[Records from a data source]
════════
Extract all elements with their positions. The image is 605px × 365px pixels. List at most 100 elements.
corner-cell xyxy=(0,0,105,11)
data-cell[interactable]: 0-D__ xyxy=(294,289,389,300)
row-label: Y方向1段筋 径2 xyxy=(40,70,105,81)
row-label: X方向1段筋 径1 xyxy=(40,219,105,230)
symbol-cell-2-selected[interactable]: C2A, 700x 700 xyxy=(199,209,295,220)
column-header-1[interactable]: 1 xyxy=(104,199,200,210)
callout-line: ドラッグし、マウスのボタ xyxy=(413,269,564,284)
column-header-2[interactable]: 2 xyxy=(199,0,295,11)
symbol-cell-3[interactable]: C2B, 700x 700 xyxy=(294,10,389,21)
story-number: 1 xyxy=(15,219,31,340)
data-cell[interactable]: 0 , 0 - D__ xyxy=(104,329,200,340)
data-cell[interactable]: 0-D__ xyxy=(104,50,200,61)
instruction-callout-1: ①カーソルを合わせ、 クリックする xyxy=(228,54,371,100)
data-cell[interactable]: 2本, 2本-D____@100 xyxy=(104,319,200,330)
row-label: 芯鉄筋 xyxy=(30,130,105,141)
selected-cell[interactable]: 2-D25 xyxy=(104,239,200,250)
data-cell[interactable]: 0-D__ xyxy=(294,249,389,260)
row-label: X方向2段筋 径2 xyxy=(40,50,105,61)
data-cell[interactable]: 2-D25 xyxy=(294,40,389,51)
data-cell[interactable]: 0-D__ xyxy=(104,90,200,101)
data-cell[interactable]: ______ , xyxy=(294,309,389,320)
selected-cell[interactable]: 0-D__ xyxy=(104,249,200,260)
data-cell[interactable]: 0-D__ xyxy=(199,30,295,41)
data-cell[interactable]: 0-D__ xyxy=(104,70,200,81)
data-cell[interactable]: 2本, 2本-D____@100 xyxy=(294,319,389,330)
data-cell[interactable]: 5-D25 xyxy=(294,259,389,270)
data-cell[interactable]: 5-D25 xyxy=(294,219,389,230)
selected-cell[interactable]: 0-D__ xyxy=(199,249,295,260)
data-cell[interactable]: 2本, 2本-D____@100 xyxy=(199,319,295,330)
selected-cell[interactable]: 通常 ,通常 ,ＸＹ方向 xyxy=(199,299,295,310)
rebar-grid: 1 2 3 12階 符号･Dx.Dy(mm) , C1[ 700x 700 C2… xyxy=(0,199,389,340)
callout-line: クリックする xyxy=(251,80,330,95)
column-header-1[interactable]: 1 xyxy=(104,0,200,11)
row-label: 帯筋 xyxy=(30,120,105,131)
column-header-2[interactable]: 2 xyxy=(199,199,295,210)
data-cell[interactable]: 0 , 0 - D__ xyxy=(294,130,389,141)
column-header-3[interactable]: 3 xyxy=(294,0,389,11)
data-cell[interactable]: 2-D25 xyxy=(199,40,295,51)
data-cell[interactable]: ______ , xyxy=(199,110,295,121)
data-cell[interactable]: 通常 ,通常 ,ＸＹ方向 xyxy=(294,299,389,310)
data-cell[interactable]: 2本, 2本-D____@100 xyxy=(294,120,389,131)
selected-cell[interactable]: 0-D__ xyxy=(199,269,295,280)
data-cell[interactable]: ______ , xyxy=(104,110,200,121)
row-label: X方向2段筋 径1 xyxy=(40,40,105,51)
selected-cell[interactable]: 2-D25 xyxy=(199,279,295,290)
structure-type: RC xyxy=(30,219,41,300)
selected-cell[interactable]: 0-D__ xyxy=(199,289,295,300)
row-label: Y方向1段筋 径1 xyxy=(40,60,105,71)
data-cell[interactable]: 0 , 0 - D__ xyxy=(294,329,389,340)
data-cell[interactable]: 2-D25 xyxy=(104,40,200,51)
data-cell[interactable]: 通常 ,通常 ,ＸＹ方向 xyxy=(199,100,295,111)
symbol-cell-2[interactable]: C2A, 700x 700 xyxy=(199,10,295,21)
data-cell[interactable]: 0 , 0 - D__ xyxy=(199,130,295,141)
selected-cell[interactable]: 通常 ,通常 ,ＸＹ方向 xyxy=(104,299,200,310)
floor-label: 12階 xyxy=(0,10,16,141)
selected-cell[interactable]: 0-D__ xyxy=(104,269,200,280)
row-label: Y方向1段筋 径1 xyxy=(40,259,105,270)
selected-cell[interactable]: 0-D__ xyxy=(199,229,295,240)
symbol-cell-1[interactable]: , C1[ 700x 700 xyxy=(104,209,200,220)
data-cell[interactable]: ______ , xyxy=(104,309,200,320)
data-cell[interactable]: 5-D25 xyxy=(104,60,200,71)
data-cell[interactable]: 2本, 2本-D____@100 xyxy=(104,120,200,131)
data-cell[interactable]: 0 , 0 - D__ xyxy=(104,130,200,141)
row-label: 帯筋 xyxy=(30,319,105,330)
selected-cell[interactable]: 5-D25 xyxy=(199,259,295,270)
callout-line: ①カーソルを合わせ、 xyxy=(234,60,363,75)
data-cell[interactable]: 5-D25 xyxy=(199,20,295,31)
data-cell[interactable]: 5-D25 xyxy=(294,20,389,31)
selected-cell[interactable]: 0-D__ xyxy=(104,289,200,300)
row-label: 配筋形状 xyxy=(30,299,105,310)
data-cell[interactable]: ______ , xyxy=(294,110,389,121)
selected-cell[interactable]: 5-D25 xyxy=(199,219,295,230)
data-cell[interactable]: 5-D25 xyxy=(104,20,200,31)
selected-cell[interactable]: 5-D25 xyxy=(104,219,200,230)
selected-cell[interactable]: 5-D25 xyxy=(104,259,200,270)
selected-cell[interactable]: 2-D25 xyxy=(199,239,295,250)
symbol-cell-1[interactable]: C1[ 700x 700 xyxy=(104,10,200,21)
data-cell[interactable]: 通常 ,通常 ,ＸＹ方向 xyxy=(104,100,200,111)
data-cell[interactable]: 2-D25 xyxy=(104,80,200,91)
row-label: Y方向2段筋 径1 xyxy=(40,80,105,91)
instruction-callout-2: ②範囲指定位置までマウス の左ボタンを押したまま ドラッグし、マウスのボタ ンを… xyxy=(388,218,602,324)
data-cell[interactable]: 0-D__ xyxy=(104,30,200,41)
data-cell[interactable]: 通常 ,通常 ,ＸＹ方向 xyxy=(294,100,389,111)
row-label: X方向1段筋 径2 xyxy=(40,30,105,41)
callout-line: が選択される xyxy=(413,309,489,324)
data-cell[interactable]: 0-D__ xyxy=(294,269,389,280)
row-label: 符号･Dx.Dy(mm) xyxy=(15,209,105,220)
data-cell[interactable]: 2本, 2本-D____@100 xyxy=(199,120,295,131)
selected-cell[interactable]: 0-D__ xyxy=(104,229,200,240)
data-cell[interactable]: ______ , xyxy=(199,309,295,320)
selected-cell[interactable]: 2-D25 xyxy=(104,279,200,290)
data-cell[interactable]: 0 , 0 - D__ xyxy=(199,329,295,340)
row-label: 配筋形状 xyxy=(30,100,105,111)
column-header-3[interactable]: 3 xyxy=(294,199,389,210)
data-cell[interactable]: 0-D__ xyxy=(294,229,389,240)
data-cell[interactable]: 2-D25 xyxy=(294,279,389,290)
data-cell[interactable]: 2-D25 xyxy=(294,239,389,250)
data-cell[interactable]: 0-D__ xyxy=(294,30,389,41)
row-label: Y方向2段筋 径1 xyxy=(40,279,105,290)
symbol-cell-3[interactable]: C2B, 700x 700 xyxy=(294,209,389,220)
════════
What you are asked to do >> Write out the lines of the material above as a numbered list, omitting any blank lines.

Output of the task >>
1. Extract all elements with their positions. The image is 605px × 365px pixels. List at most 100 elements.
2. corner-cell xyxy=(0,0,105,11)
3. data-cell[interactable]: 0-D__ xyxy=(294,289,389,300)
4. row-label: Y方向1段筋 径2 xyxy=(40,70,105,81)
5. row-label: X方向1段筋 径1 xyxy=(40,219,105,230)
6. symbol-cell-2-selected[interactable]: C2A, 700x 700 xyxy=(199,209,295,220)
7. column-header-1[interactable]: 1 xyxy=(104,199,200,210)
8. callout-line: ドラッグし、マウスのボタ xyxy=(413,269,564,284)
9. column-header-2[interactable]: 2 xyxy=(199,0,295,11)
10. symbol-cell-3[interactable]: C2B, 700x 700 xyxy=(294,10,389,21)
11. story-number: 1 xyxy=(15,219,31,340)
12. data-cell[interactable]: 0 , 0 - D__ xyxy=(104,329,200,340)
13. data-cell[interactable]: 0-D__ xyxy=(104,50,200,61)
14. instruction-callout-1: ①カーソルを合わせ、 クリックする xyxy=(228,54,371,100)
15. data-cell[interactable]: 2本, 2本-D____@100 xyxy=(104,319,200,330)
16. row-label: 芯鉄筋 xyxy=(30,130,105,141)
17. selected-cell[interactable]: 2-D25 xyxy=(104,239,200,250)
18. data-cell[interactable]: 0-D__ xyxy=(294,249,389,260)
19. row-label: X方向2段筋 径2 xyxy=(40,50,105,61)
20. data-cell[interactable]: 2-D25 xyxy=(294,40,389,51)
21. data-cell[interactable]: 0-D__ xyxy=(104,90,200,101)
22. data-cell[interactable]: ______ , xyxy=(294,309,389,320)
23. selected-cell[interactable]: 0-D__ xyxy=(104,249,200,260)
24. data-cell[interactable]: 0-D__ xyxy=(199,30,295,41)
25. data-cell[interactable]: 0-D__ xyxy=(104,70,200,81)
26. data-cell[interactable]: 2本, 2本-D____@100 xyxy=(294,319,389,330)
27. data-cell[interactable]: 5-D25 xyxy=(294,259,389,270)
28. data-cell[interactable]: 5-D25 xyxy=(294,219,389,230)
29. selected-cell[interactable]: 0-D__ xyxy=(199,249,295,260)
30. data-cell[interactable]: 2本, 2本-D____@100 xyxy=(199,319,295,330)
31. selected-cell[interactable]: 通常 ,通常 ,ＸＹ方向 xyxy=(199,299,295,310)
32. rebar-grid: 1 2 3 12階 符号･Dx.Dy(mm) , C1[ 700x 700 C2… xyxy=(0,199,389,340)
33. callout-line: クリックする xyxy=(251,80,330,95)
34. column-header-1[interactable]: 1 xyxy=(104,0,200,11)
35. row-label: 帯筋 xyxy=(30,120,105,131)
36. column-header-2[interactable]: 2 xyxy=(199,199,295,210)
37. data-cell[interactable]: 0 , 0 - D__ xyxy=(294,130,389,141)
38. column-header-3[interactable]: 3 xyxy=(294,0,389,11)
39. data-cell[interactable]: 2-D25 xyxy=(199,40,295,51)
40. data-cell[interactable]: ______ , xyxy=(199,110,295,121)
41. data-cell[interactable]: 通常 ,通常 ,ＸＹ方向 xyxy=(294,299,389,310)
42. data-cell[interactable]: 2本, 2本-D____@100 xyxy=(294,120,389,131)
43. selected-cell[interactable]: 0-D__ xyxy=(199,269,295,280)
44. data-cell[interactable]: ______ , xyxy=(104,110,200,121)
45. row-label: X方向2段筋 径1 xyxy=(40,40,105,51)
46. selected-cell[interactable]: 2-D25 xyxy=(199,279,295,290)
47. structure-type: RC xyxy=(30,219,41,300)
48. selected-cell[interactable]: 0-D__ xyxy=(199,289,295,300)
49. row-label: Y方向1段筋 径1 xyxy=(40,60,105,71)
50. data-cell[interactable]: 0 , 0 - D__ xyxy=(294,329,389,340)
51. data-cell[interactable]: 2-D25 xyxy=(104,40,200,51)
52. data-cell[interactable]: 通常 ,通常 ,ＸＹ方向 xyxy=(199,100,295,111)
53. symbol-cell-2[interactable]: C2A, 700x 700 xyxy=(199,10,295,21)
54. data-cell[interactable]: 0 , 0 - D__ xyxy=(199,130,295,141)
55. selected-cell[interactable]: 通常 ,通常 ,ＸＹ方向 xyxy=(104,299,200,310)
56. floor-label: 12階 xyxy=(0,10,16,141)
57. selected-cell[interactable]: 0-D__ xyxy=(104,269,200,280)
58. row-label: Y方向1段筋 径1 xyxy=(40,259,105,270)
59. selected-cell[interactable]: 0-D__ xyxy=(199,229,295,240)
60. symbol-cell-1[interactable]: , C1[ 700x 700 xyxy=(104,209,200,220)
61. data-cell[interactable]: ______ , xyxy=(104,309,200,320)
62. data-cell[interactable]: 5-D25 xyxy=(104,60,200,71)
63. data-cell[interactable]: 2本, 2本-D____@100 xyxy=(104,120,200,131)
64. data-cell[interactable]: 0 , 0 - D__ xyxy=(104,130,200,141)
65. row-label: 帯筋 xyxy=(30,319,105,330)
66. selected-cell[interactable]: 5-D25 xyxy=(199,259,295,270)
67. callout-line: ①カーソルを合わせ、 xyxy=(234,60,363,75)
68. data-cell[interactable]: 5-D25 xyxy=(199,20,295,31)
69. data-cell[interactable]: 5-D25 xyxy=(294,20,389,31)
70. selected-cell[interactable]: 0-D__ xyxy=(104,289,200,300)
71. row-label: 配筋形状 xyxy=(30,299,105,310)
72. data-cell[interactable]: ______ , xyxy=(294,110,389,121)
73. selected-cell[interactable]: 5-D25 xyxy=(199,219,295,230)
74. data-cell[interactable]: 5-D25 xyxy=(104,20,200,31)
75. selected-cell[interactable]: 5-D25 xyxy=(104,219,200,230)
76. selected-cell[interactable]: 5-D25 xyxy=(104,259,200,270)
77. selected-cell[interactable]: 2-D25 xyxy=(199,239,295,250)
78. symbol-cell-1[interactable]: C1[ 700x 700 xyxy=(104,10,200,21)
79. data-cell[interactable]: 通常 ,通常 ,ＸＹ方向 xyxy=(104,100,200,111)
80. data-cell[interactable]: 2-D25 xyxy=(104,80,200,91)
81. row-label: Y方向2段筋 径1 xyxy=(40,80,105,91)
82. instruction-callout-2: ②範囲指定位置までマウス の左ボタンを押したまま ドラッグし、マウスのボタ ンを… xyxy=(388,218,602,324)
83. data-cell[interactable]: 0-D__ xyxy=(104,30,200,41)
84. data-cell[interactable]: 通常 ,通常 ,ＸＹ方向 xyxy=(294,100,389,111)
85. row-label: X方向1段筋 径2 xyxy=(40,30,105,41)
86. callout-line: が選択される xyxy=(413,309,489,324)
87. data-cell[interactable]: 0-D__ xyxy=(294,269,389,280)
88. row-label: 符号･Dx.Dy(mm) xyxy=(15,209,105,220)
89. data-cell[interactable]: 2本, 2本-D____@100 xyxy=(199,120,295,131)
90. selected-cell[interactable]: 0-D__ xyxy=(104,229,200,240)
91. data-cell[interactable]: ______ , xyxy=(199,309,295,320)
92. selected-cell[interactable]: 2-D25 xyxy=(104,279,200,290)
93. data-cell[interactable]: 0 , 0 - D__ xyxy=(199,329,295,340)
94. row-label: 配筋形状 xyxy=(30,100,105,111)
95. column-header-3[interactable]: 3 xyxy=(294,199,389,210)
96. data-cell[interactable]: 0-D__ xyxy=(294,229,389,240)
97. data-cell[interactable]: 2-D25 xyxy=(294,279,389,290)
98. data-cell[interactable]: 2-D25 xyxy=(294,239,389,250)
99. data-cell[interactable]: 0-D__ xyxy=(294,30,389,41)
100. row-label: Y方向2段筋 径1 xyxy=(40,279,105,290)
101. symbol-cell-3[interactable]: C2B, 700x 700 xyxy=(294,209,389,220)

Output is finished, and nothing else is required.